# Work order:
Whenever a line in the entries below contains "this", copy that line.

# Data:
==============================
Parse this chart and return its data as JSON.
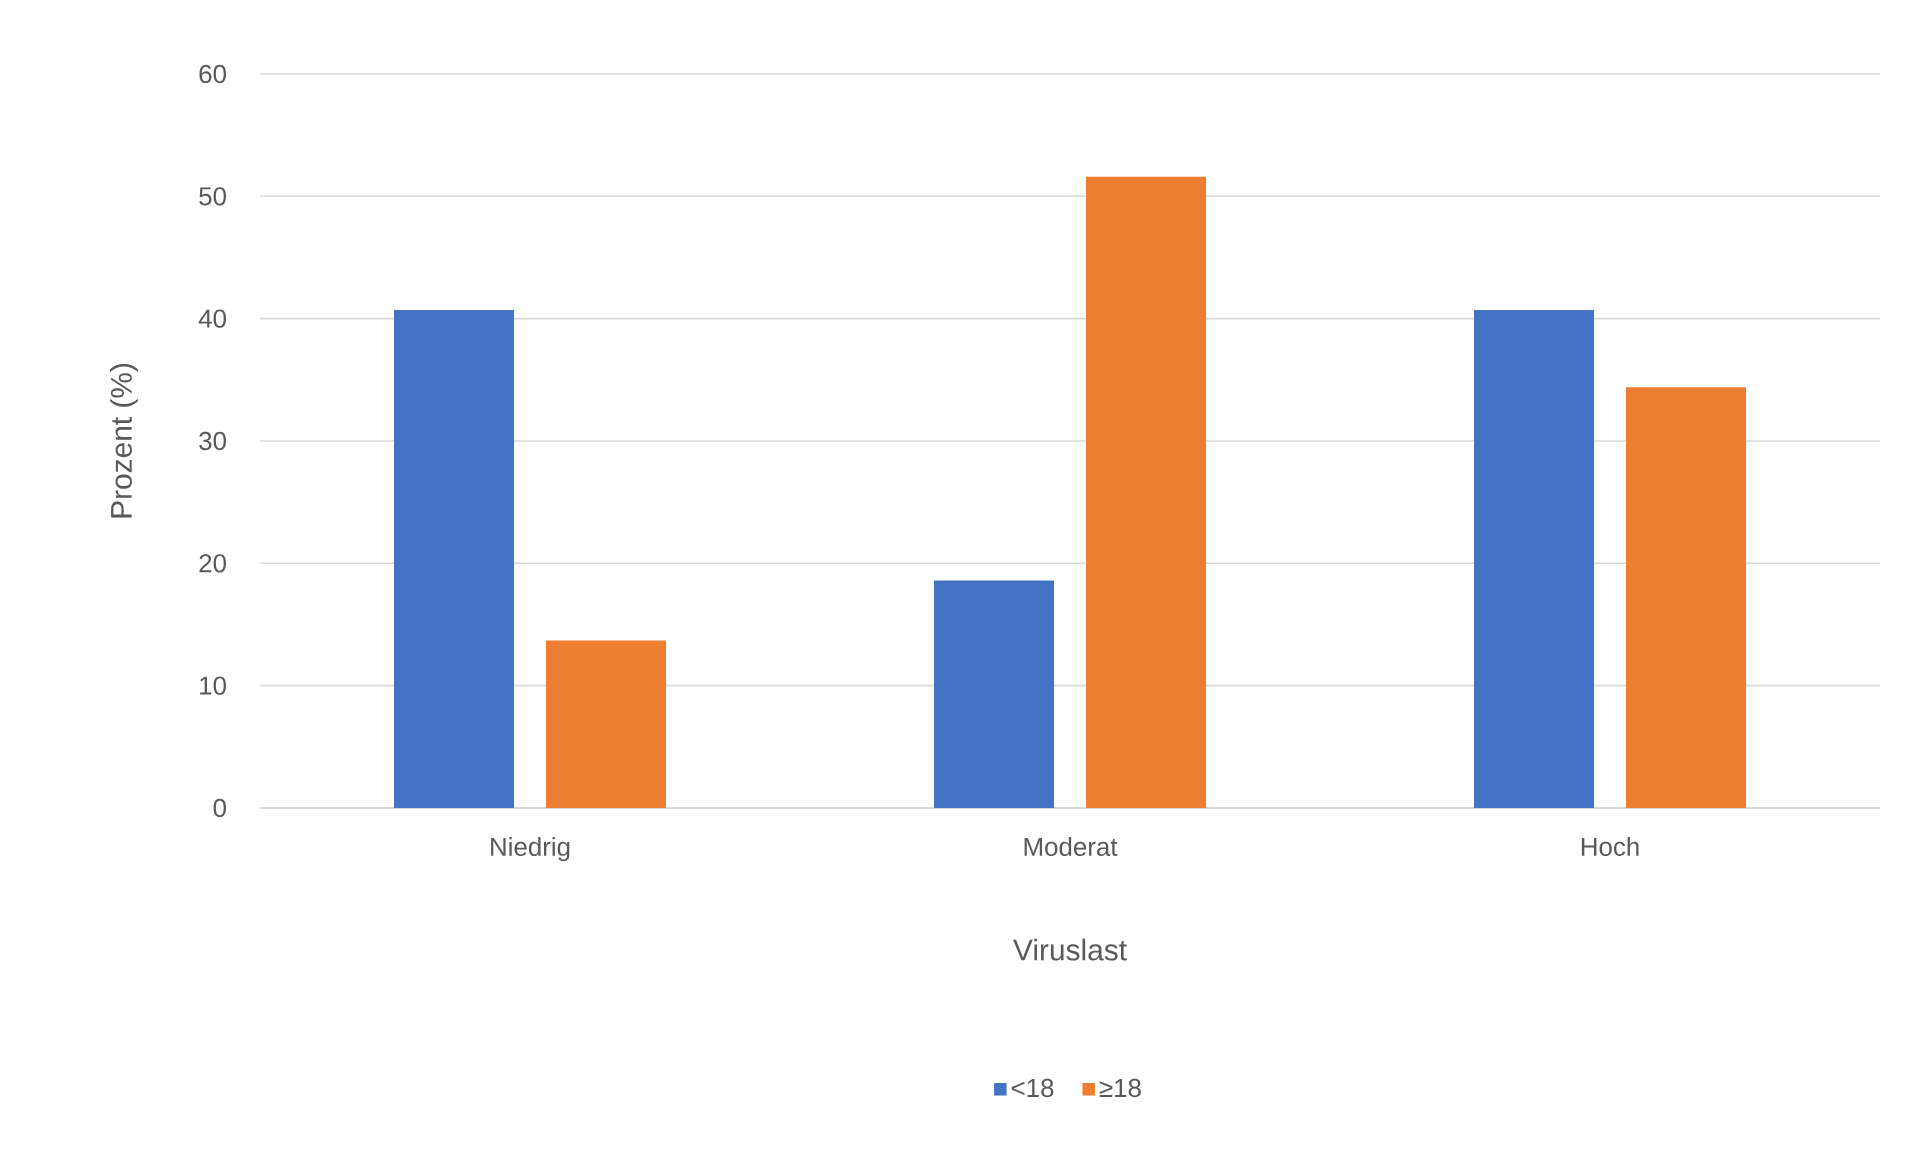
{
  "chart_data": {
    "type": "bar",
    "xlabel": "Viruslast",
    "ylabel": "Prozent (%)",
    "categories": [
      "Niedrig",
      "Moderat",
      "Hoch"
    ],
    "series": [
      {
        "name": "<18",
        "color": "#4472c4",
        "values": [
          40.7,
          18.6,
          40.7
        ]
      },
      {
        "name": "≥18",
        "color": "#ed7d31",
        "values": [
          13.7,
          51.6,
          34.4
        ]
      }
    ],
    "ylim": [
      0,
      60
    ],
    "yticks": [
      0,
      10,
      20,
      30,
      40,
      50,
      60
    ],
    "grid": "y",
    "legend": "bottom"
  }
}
==============================
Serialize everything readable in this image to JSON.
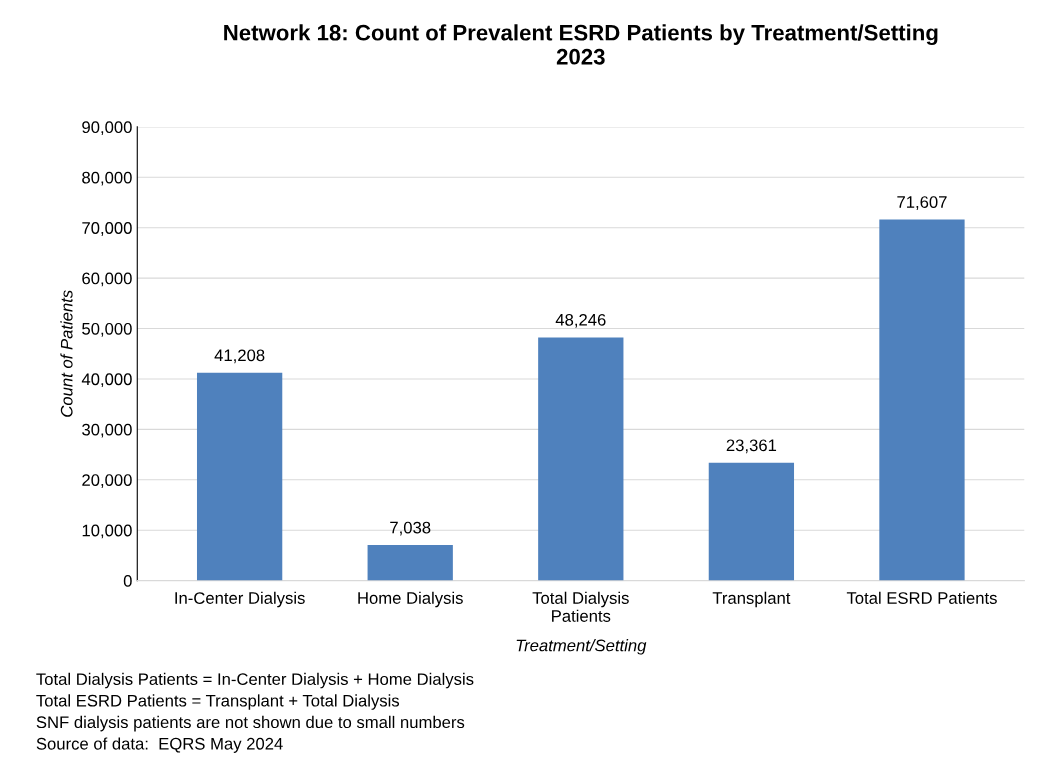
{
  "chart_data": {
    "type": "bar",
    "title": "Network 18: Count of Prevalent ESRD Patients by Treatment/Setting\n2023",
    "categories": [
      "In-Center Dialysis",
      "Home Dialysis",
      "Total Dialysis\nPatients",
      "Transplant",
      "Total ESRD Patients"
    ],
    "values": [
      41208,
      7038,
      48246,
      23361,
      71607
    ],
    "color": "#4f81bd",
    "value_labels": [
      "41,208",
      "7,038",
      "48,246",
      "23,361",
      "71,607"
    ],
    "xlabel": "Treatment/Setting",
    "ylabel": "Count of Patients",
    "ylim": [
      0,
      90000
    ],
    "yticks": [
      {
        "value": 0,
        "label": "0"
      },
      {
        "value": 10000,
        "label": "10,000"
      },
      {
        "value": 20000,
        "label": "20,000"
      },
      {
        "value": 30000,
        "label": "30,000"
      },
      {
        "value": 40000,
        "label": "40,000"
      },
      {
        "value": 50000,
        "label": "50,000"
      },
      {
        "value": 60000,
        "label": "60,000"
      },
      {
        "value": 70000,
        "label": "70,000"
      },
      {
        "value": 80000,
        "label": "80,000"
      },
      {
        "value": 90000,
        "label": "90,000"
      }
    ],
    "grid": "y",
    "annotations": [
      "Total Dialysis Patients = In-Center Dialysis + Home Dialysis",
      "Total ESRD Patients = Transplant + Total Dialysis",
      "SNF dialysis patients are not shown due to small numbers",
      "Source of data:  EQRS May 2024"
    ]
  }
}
==============================
# Task output:
Parse this chart and return its data as JSON.
Serialize everything readable in this image to JSON.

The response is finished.